### Brief
Using the passage on Jaina sense perception below, answer yes or no to each statement and quote the deciding words. 1. Touch, taste, smell and hearing need direct contact between the sense organ and its object. 2. The stage of īhā already counts as perceptual judgement. 3. Manaḥ-paryāya is an indirect mode of cognition.
# Start of Passage to read
TAS 1, 15 says: avagrahehāvāya-dhāraṇāḥ (= avagraha, īhā, avāya and dhāraṇā): apprehension or mere sensation, speculation, perceptual judgement and retention (are the four divisions of mati, sense perception).

In other words mati-jñāna is not simply mati-jñāna because, generally, it involves four stages before the object is completely cognised and, in the particular case of sight and the function of manas, these two have a special status because the first avagraha stage of mati-jñāna is short-circuited. Sight and manas, are excluded because the avagraha stage in the process of perception does not take place in them: the stage of apprehension, a mere sensation or an indication that there is an object presented to a respective sense organ, but not yet fully grasped, is excluded in sight and the manas. Cognition as such would occur in fact in the third and fourth stages of avāya (also called apāya) and dhāraṇā, the final judgement about the object and its retention respectively (the stage of īhā or speculation is not yet perceptual judgement or avāya). For this technical reason, the functions of sight and the manas are treated separately from the other sense perceptions.

What would be reason for excluding the avagraha stage in the process of cognition through sight or the manas? How is sight or the manas different from the other four sense perceptions through touch, taste, smell and hearing? The text teaches us that the four, touch, taste, smell and hearing, presuppose a direct contact between the sense-organ and its respective object: wind, etc., has to be in direct contact with the skin to cause a sense of touch, the tongue has to touch something sweet or sour to register taste, a scent or odour has to enter the nose to smell it, and sound waves have to enter the ear in order for us to hear them. This does not seem to be case with the eyes and the mind, nothing has to ‘enter’ them for the ‘sight’ of the object looked at, or in investigating thoughts of qualities and faults, or for memory. Hence the stage of avagraha is short-circuited or omitted, so that the eyes and manas directly cognise their respective objects, without the stage of an unspecified object of perception. This is precisely the problem that is being confronted here: mati-jñāna (sensory perception) is defined as parokṣa-jñāna or indirect perception, so that seems to exclude the eyes (and manas) which has a special status.

The upshot of these deliberations is that we have to distinguish not only between sight and the other organs of perception, but also between it and the role of the manas. Moreover, we have to also distinguish between the manas as such, as group of material particles (vargaṇā/vaggaṇā), discussed above, and the manas in its modified form as manaḥ-paryāya which, by definition, is a direct mode of cognition (pratyakṣa). In other words, the role of the manas-vargaṇā or manas-group in mati-jñāna (sense perception) makes sense perception indirect (parokṣa-jñāna), through the role of the senses, whereas in its modified form as the manaḥ-paryāya means of cognition (telepathy) it is direct (pratyakṣa-jñāna) because, as we saw, manaḥ-paryāya is a form of communication without the use of the senses. These details are significant in order to uphold the basic Jaina distinction between pratyakṣa and parokṣa, as already hinted at above when talking about sight and manas. The difference is on account of the role of the senses in perception and their exclusion in the manaḥ-paryāya means of cognition, in terms of Jaina epistemology.
# End of Passage to read
# Start of Given entries
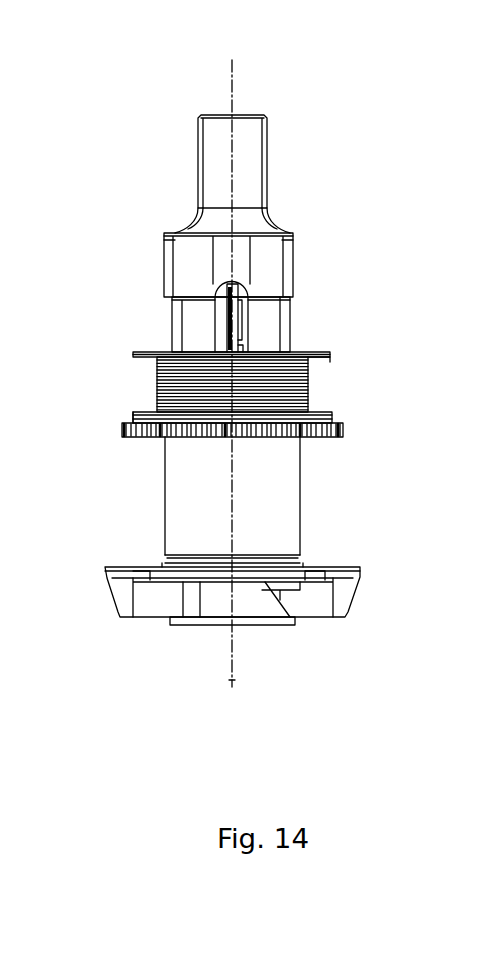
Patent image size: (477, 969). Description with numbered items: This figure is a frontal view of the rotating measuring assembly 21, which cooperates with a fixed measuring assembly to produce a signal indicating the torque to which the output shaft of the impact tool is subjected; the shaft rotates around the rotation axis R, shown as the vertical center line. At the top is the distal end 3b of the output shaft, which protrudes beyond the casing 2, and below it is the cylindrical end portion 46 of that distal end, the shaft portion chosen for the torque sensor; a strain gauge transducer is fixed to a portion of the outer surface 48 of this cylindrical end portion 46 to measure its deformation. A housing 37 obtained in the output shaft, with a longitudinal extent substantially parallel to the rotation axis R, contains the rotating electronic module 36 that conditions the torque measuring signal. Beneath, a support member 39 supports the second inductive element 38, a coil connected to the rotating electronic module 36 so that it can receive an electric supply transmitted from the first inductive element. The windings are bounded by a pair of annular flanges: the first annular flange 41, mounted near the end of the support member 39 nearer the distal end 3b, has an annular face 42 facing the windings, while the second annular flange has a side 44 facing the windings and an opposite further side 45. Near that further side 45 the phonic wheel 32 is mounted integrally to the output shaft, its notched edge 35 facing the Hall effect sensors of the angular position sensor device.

The distal end 3b is at (213, 75).
The cylindrical end portion 46 is at (143, 273).
The housing 37 is at (216, 336).
The rotating measuring assembly 21 is at (130, 322).
The outer surface 48 is at (268, 308).
The rotating electronic module 36 is at (325, 335).
The annular face 42 is at (308, 396).
The first annular flange 41 is at (320, 364).
The second inductive element 38 is at (341, 379).
The support member 39 is at (140, 397).
The side 44 is at (139, 399).
The notched edge 35 is at (122, 430).
The further side 45 is at (313, 430).
The phonic wheel 32 is at (348, 413).
The casing 2 is at (180, 489).
The rotation axis R is at (232, 680).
# End of Given entries
### Final result
1. Yes: "the four, touch, taste, smell and hearing, presuppose a direct contact between the sense-organ and its respective object"
2. No: "the stage of īhā or speculation is not yet perceptual judgement or avāya"
3. No: "manaḥ-paryāya which, by definition, is a direct mode of cognition (pratyakṣa)"